### Given request
Please return each line of the entries below, word for word and in the same order.

(Item position entries)
___

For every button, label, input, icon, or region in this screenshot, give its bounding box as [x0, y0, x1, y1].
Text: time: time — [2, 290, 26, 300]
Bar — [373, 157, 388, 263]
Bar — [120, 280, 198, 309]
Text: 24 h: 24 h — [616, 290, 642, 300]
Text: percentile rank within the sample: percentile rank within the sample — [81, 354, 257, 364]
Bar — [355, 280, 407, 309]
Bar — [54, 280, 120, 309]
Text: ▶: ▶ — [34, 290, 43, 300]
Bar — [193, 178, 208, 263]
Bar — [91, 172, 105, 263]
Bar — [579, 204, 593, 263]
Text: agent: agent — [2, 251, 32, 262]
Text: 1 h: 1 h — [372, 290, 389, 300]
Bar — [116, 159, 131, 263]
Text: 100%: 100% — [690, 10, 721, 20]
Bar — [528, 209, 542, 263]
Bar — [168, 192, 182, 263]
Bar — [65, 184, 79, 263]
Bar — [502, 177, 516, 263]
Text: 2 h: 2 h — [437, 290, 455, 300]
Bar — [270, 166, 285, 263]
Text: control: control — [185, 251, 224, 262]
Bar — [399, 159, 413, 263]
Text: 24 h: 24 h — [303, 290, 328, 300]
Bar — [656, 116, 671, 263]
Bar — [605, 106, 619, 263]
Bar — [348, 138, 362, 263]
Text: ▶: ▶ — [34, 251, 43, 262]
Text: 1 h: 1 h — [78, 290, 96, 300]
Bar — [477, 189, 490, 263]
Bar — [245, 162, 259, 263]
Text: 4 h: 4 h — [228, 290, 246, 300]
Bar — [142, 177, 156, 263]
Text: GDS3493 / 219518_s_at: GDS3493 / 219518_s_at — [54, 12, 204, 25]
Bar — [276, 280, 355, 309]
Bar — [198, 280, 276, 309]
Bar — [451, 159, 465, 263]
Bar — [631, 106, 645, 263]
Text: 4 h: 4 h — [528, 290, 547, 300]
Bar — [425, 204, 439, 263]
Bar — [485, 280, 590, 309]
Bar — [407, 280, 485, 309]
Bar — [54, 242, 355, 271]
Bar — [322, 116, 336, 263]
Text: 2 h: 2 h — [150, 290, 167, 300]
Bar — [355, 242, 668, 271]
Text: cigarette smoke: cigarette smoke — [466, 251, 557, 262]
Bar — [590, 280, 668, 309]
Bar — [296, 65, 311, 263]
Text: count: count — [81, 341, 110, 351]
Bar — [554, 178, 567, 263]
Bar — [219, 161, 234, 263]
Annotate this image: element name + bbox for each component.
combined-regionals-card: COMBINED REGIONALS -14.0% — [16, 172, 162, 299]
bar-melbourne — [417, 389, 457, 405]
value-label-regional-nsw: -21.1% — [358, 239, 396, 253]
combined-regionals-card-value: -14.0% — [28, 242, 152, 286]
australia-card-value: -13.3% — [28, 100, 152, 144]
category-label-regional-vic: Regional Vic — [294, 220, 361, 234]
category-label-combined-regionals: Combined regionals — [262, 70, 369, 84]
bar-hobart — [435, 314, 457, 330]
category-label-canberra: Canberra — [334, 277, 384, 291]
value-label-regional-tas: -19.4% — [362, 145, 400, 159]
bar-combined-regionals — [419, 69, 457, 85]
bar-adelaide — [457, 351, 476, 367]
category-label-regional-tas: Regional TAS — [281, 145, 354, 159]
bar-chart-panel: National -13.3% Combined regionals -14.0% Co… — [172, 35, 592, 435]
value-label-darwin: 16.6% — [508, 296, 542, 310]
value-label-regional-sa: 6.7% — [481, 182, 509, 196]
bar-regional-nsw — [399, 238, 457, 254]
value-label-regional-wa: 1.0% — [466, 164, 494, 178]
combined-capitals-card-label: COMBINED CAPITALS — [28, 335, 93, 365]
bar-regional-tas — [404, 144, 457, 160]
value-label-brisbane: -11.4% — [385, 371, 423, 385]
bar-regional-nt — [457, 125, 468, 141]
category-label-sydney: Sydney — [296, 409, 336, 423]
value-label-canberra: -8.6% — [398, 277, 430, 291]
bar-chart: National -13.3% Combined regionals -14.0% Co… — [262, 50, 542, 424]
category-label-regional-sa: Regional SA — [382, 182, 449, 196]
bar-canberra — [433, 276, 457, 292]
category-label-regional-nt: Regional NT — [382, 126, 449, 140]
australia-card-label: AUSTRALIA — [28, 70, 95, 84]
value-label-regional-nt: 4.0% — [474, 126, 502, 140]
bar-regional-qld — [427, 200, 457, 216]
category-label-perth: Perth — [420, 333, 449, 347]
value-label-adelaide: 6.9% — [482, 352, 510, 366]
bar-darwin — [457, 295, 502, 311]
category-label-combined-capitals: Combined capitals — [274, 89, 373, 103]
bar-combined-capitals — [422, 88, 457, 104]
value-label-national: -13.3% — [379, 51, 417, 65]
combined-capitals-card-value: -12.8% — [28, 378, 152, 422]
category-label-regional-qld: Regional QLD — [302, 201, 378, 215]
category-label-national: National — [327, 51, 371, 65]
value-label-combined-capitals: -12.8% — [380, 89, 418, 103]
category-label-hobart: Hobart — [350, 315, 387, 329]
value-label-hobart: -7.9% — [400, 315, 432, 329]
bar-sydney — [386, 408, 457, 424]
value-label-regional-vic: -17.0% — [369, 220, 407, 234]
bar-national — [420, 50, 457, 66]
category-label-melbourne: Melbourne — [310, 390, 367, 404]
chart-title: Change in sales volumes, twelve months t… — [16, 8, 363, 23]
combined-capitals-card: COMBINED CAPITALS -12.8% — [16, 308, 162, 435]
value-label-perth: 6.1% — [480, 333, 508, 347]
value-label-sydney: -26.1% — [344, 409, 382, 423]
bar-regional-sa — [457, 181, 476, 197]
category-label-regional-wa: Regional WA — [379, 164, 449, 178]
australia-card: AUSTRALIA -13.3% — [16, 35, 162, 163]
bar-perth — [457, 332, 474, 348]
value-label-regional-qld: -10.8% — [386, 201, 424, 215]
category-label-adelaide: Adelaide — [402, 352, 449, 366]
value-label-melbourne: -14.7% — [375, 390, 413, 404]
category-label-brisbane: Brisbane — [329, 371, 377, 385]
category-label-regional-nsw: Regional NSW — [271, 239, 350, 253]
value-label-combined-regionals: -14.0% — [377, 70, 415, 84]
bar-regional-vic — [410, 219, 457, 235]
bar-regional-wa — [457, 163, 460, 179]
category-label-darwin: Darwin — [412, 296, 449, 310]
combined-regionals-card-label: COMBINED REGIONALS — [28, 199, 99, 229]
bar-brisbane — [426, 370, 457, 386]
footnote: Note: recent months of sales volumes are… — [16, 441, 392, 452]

___

### Final result
For every button, label, input, icon, or region in this screenshot, give its bounding box as [x0, y0, x1, y1].
Text: time: time — [2, 290, 26, 300]
Bar — [373, 157, 388, 263]
Bar — [120, 280, 198, 309]
Text: 24 h: 24 h — [616, 290, 642, 300]
Text: percentile rank within the sample: percentile rank within the sample — [81, 354, 257, 364]
Bar — [355, 280, 407, 309]
Bar — [54, 280, 120, 309]
Text: ▶: ▶ — [34, 290, 43, 300]
Bar — [193, 178, 208, 263]
Bar — [91, 172, 105, 263]
Bar — [579, 204, 593, 263]
Text: agent: agent — [2, 251, 32, 262]
Text: 1 h: 1 h — [372, 290, 389, 300]
Bar — [116, 159, 131, 263]
Text: 100%: 100% — [690, 10, 721, 20]
Bar — [528, 209, 542, 263]
Bar — [168, 192, 182, 263]
Bar — [65, 184, 79, 263]
Bar — [502, 177, 516, 263]
Text: 2 h: 2 h — [437, 290, 455, 300]
Bar — [270, 166, 285, 263]
Text: control: control — [185, 251, 224, 262]
Bar — [399, 159, 413, 263]
Text: 24 h: 24 h — [303, 290, 328, 300]
Bar — [656, 116, 671, 263]
Bar — [605, 106, 619, 263]
Bar — [348, 138, 362, 263]
Text: ▶: ▶ — [34, 251, 43, 262]
Text: 1 h: 1 h — [78, 290, 96, 300]
Bar — [477, 189, 490, 263]
Bar — [245, 162, 259, 263]
Text: 4 h: 4 h — [228, 290, 246, 300]
Bar — [142, 177, 156, 263]
Text: GDS3493 / 219518_s_at: GDS3493 / 219518_s_at — [54, 12, 204, 25]
Bar — [276, 280, 355, 309]
Bar — [198, 280, 276, 309]
Bar — [451, 159, 465, 263]
Bar — [631, 106, 645, 263]
Text: 4 h: 4 h — [528, 290, 547, 300]
Bar — [425, 204, 439, 263]
Bar — [485, 280, 590, 309]
Bar — [407, 280, 485, 309]
Bar — [54, 242, 355, 271]
Bar — [322, 116, 336, 263]
Text: 2 h: 2 h — [150, 290, 167, 300]
Bar — [355, 242, 668, 271]
Text: cigarette smoke: cigarette smoke — [466, 251, 557, 262]
Bar — [590, 280, 668, 309]
Bar — [296, 65, 311, 263]
Text: count: count — [81, 341, 110, 351]
Bar — [554, 178, 567, 263]
Bar — [219, 161, 234, 263]
Annotate this image: element name + bbox for each component.
combined-regionals-card: COMBINED REGIONALS -14.0% — [16, 172, 162, 299]
bar-melbourne — [417, 389, 457, 405]
value-label-regional-nsw: -21.1% — [358, 239, 396, 253]
combined-regionals-card-value: -14.0% — [28, 242, 152, 286]
australia-card-value: -13.3% — [28, 100, 152, 144]
category-label-regional-vic: Regional Vic — [294, 220, 361, 234]
category-label-combined-regionals: Combined regionals — [262, 70, 369, 84]
bar-hobart — [435, 314, 457, 330]
category-label-canberra: Canberra — [334, 277, 384, 291]
value-label-regional-tas: -19.4% — [362, 145, 400, 159]
bar-combined-regionals — [419, 69, 457, 85]
bar-adelaide — [457, 351, 476, 367]
category-label-regional-tas: Regional TAS — [281, 145, 354, 159]
bar-chart-panel: National -13.3% Combined regionals -14.0% Co… — [172, 35, 592, 435]
value-label-darwin: 16.6% — [508, 296, 542, 310]
value-label-regional-sa: 6.7% — [481, 182, 509, 196]
bar-regional-nsw — [399, 238, 457, 254]
value-label-regional-wa: 1.0% — [466, 164, 494, 178]
combined-capitals-card-label: COMBINED CAPITALS — [28, 335, 93, 365]
bar-regional-tas — [404, 144, 457, 160]
value-label-brisbane: -11.4% — [385, 371, 423, 385]
bar-regional-nt — [457, 125, 468, 141]
category-label-sydney: Sydney — [296, 409, 336, 423]
value-label-canberra: -8.6% — [398, 277, 430, 291]
bar-chart: National -13.3% Combined regionals -14.0% Co… — [262, 50, 542, 424]
category-label-regional-sa: Regional SA — [382, 182, 449, 196]
bar-canberra — [433, 276, 457, 292]
category-label-regional-nt: Regional NT — [382, 126, 449, 140]
australia-card-label: AUSTRALIA — [28, 70, 95, 84]
value-label-regional-nt: 4.0% — [474, 126, 502, 140]
bar-regional-qld — [427, 200, 457, 216]
category-label-perth: Perth — [420, 333, 449, 347]
value-label-adelaide: 6.9% — [482, 352, 510, 366]
bar-darwin — [457, 295, 502, 311]
category-label-combined-capitals: Combined capitals — [274, 89, 373, 103]
bar-combined-capitals — [422, 88, 457, 104]
value-label-national: -13.3% — [379, 51, 417, 65]
combined-capitals-card-value: -12.8% — [28, 378, 152, 422]
category-label-regional-qld: Regional QLD — [302, 201, 378, 215]
category-label-national: National — [327, 51, 371, 65]
value-label-combined-capitals: -12.8% — [380, 89, 418, 103]
category-label-hobart: Hobart — [350, 315, 387, 329]
value-label-hobart: -7.9% — [400, 315, 432, 329]
bar-sydney — [386, 408, 457, 424]
value-label-regional-vic: -17.0% — [369, 220, 407, 234]
bar-national — [420, 50, 457, 66]
category-label-melbourne: Melbourne — [310, 390, 367, 404]
chart-title: Change in sales volumes, twelve months t… — [16, 8, 363, 23]
combined-capitals-card: COMBINED CAPITALS -12.8% — [16, 308, 162, 435]
value-label-perth: 6.1% — [480, 333, 508, 347]
value-label-sydney: -26.1% — [344, 409, 382, 423]
bar-regional-sa — [457, 181, 476, 197]
category-label-regional-wa: Regional WA — [379, 164, 449, 178]
australia-card: AUSTRALIA -13.3% — [16, 35, 162, 163]
bar-perth — [457, 332, 474, 348]
value-label-regional-qld: -10.8% — [386, 201, 424, 215]
category-label-adelaide: Adelaide — [402, 352, 449, 366]
value-label-melbourne: -14.7% — [375, 390, 413, 404]
category-label-brisbane: Brisbane — [329, 371, 377, 385]
category-label-regional-nsw: Regional NSW — [271, 239, 350, 253]
value-label-combined-regionals: -14.0% — [377, 70, 415, 84]
bar-regional-vic — [410, 219, 457, 235]
bar-regional-wa — [457, 163, 460, 179]
category-label-darwin: Darwin — [412, 296, 449, 310]
combined-regionals-card-label: COMBINED REGIONALS — [28, 199, 99, 229]
bar-brisbane — [426, 370, 457, 386]
footnote: Note: recent months of sales volumes are… — [16, 441, 392, 452]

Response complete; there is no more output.